[A run of records]
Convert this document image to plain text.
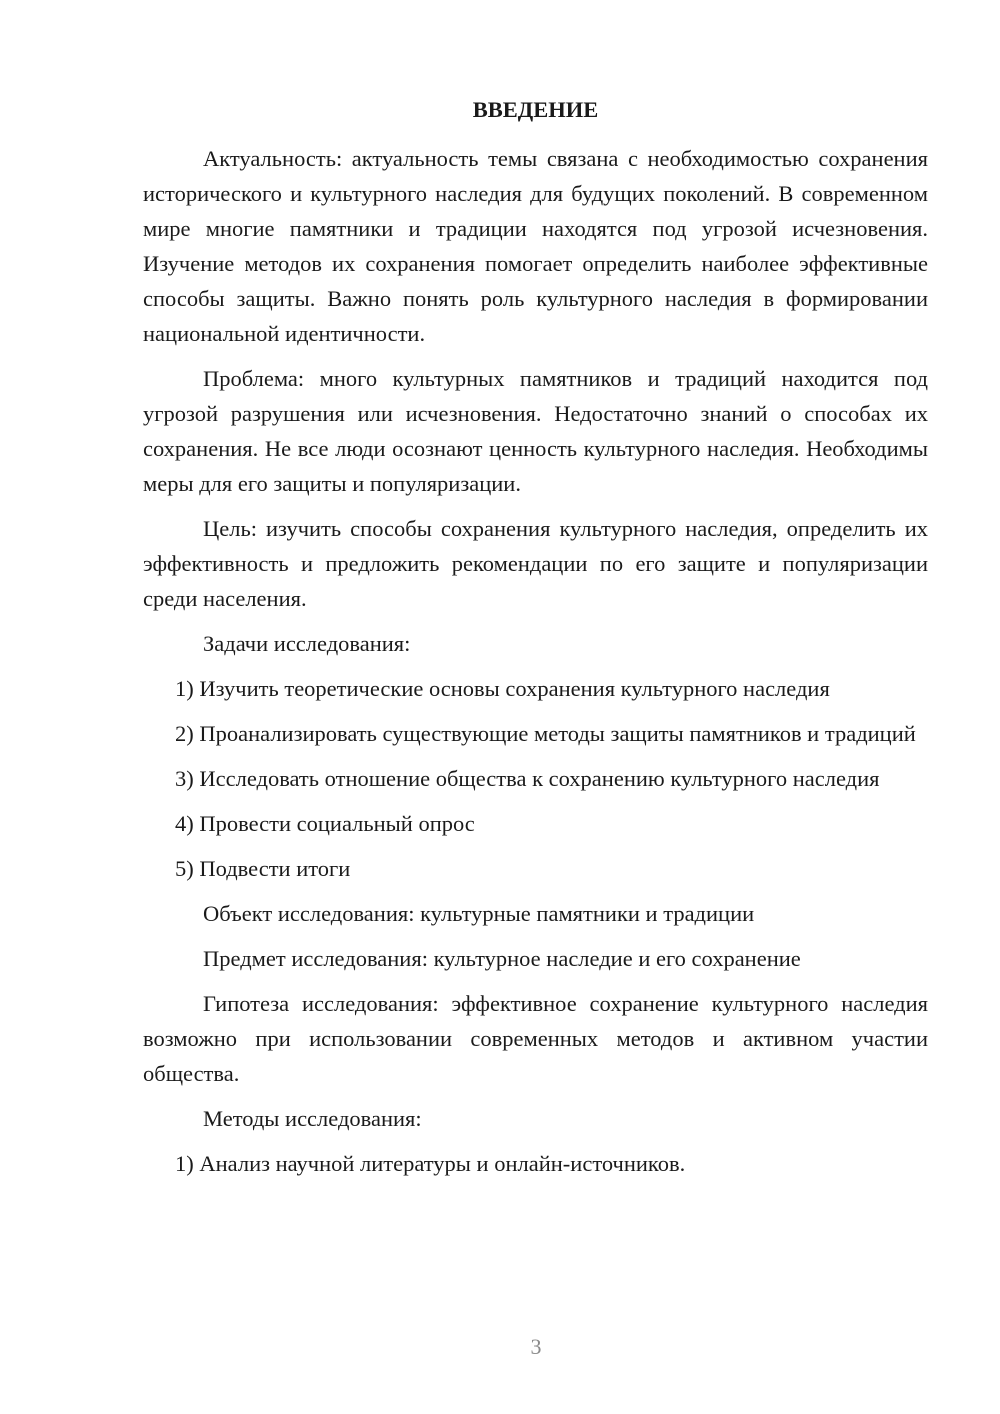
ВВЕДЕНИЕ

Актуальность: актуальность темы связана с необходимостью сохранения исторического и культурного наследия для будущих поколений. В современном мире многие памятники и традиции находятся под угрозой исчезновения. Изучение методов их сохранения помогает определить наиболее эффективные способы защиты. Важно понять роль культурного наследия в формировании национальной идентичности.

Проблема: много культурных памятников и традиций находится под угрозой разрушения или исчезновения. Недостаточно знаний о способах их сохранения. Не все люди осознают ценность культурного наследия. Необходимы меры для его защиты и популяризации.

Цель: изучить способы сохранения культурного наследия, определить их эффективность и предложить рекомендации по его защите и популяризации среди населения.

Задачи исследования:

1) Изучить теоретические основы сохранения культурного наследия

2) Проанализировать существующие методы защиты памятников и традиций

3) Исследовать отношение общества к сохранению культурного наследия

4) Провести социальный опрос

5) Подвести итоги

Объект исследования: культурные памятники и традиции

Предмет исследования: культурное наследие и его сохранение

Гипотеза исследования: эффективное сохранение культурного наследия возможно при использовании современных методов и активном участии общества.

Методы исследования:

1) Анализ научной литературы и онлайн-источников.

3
==
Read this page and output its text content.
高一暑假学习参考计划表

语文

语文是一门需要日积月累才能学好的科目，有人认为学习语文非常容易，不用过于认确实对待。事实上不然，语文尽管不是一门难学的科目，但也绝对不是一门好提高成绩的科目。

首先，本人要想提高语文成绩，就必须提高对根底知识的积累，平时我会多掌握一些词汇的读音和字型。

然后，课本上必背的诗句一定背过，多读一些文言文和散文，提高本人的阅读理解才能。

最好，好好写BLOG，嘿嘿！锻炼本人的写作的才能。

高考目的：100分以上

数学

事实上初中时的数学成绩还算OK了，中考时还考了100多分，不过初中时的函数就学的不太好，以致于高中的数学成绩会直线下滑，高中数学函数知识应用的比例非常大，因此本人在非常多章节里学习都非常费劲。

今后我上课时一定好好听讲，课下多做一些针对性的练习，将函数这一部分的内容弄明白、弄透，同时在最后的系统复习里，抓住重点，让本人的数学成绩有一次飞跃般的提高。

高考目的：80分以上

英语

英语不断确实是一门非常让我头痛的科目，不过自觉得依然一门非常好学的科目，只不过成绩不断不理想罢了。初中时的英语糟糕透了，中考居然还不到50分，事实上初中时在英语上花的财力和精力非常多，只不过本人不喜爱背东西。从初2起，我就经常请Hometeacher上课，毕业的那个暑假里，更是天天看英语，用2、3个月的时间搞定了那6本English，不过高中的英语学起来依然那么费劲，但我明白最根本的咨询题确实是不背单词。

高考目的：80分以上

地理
---
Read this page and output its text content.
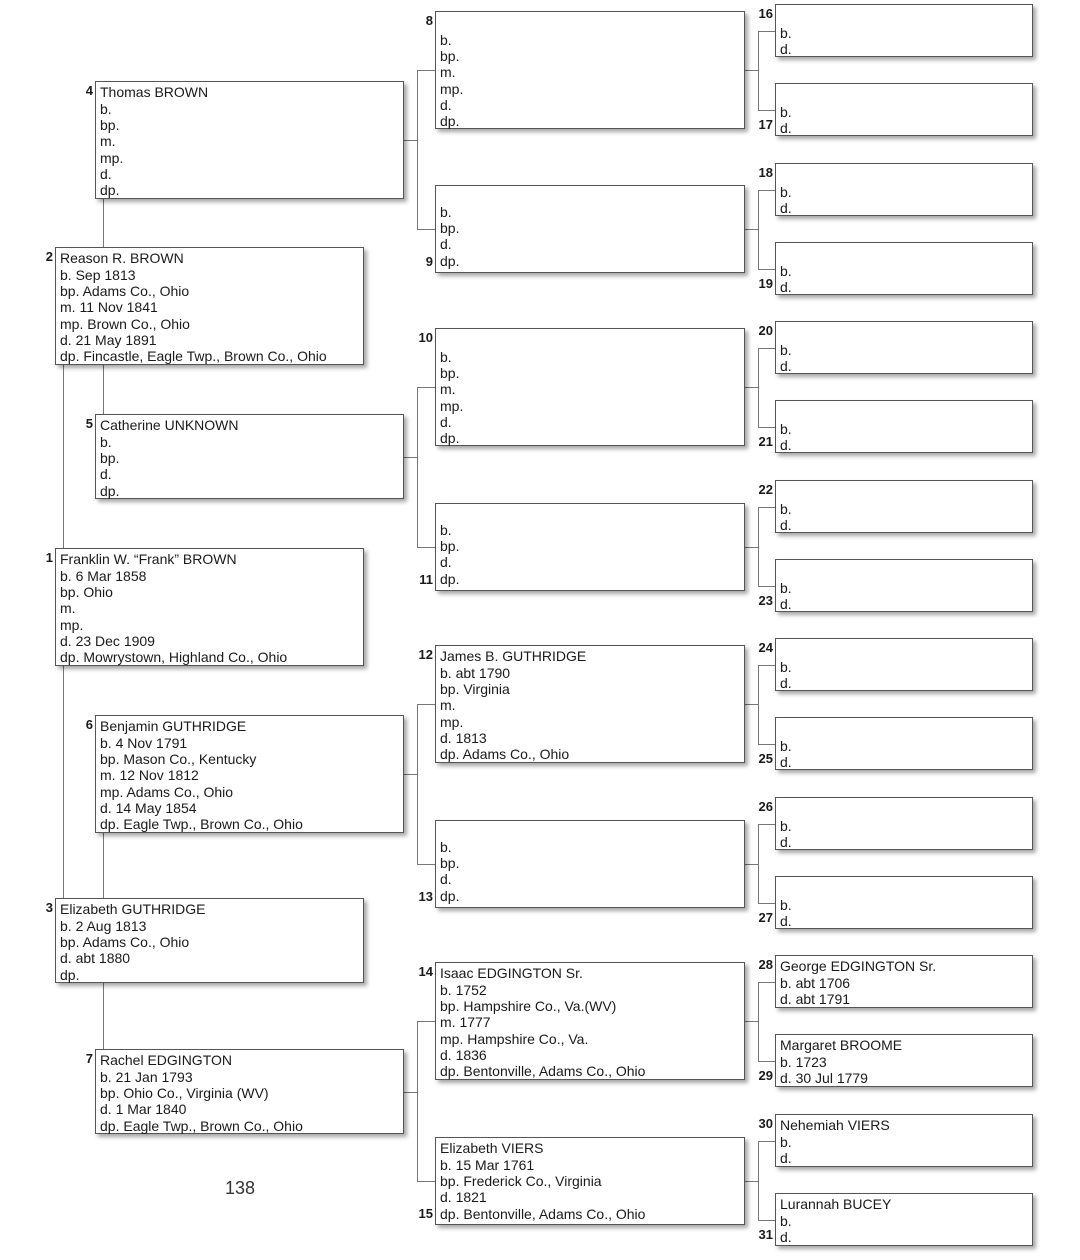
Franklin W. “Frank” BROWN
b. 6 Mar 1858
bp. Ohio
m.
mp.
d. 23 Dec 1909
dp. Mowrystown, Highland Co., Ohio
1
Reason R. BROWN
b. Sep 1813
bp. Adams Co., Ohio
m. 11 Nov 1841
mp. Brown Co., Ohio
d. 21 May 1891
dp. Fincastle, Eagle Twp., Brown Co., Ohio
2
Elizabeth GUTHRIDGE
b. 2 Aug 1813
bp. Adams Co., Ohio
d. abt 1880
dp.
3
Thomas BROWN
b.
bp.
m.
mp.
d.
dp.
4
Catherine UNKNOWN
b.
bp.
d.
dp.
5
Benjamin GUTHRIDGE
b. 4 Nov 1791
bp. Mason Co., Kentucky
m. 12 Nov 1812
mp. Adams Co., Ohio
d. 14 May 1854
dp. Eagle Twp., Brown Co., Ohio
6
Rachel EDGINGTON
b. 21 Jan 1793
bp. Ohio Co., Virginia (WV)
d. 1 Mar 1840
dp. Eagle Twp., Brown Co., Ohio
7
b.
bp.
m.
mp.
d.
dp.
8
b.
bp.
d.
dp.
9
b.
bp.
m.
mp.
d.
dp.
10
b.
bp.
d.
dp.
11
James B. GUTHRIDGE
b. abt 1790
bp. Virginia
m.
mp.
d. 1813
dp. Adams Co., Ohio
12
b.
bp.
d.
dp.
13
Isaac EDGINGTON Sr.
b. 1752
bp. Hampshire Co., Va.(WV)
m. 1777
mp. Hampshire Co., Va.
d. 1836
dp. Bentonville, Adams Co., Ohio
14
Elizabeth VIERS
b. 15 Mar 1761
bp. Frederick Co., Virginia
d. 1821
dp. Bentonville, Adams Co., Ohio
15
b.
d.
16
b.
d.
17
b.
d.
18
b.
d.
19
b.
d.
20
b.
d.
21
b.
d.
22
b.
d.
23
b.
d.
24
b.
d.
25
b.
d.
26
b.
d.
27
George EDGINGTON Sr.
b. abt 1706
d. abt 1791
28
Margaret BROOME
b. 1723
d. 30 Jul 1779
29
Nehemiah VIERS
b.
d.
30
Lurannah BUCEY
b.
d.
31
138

Given problem
Spot every line that holds "наследия" and copy it.

Task solution
Актуальность: актуальность темы связана с необходимостью сохранения исторического и культурного наследия для будущих поколений. В современном мире многие памятники и традиции находятся под угрозой исчезновения. Изучение методов их сохранения помогает определить наиболее эффективные способы защиты. Важно понять роль культурного наследия в формировании национальной идентичности.
Проблема: много культурных памятников и традиций находится под угрозой разрушения или исчезновения. Недостаточно знаний о способах их сохранения. Не все люди осознают ценность культурного наследия. Необходимы меры для его защиты и популяризации.
Цель: изучить способы сохранения культурного наследия, определить их эффективность и предложить рекомендации по его защите и популяризации среди населения.
1) Изучить теоретические основы сохранения культурного наследия
3) Исследовать отношение общества к сохранению культурного наследия
Гипотеза исследования: эффективное сохранение культурного наследия возможно при использовании современных методов и активном участии общества.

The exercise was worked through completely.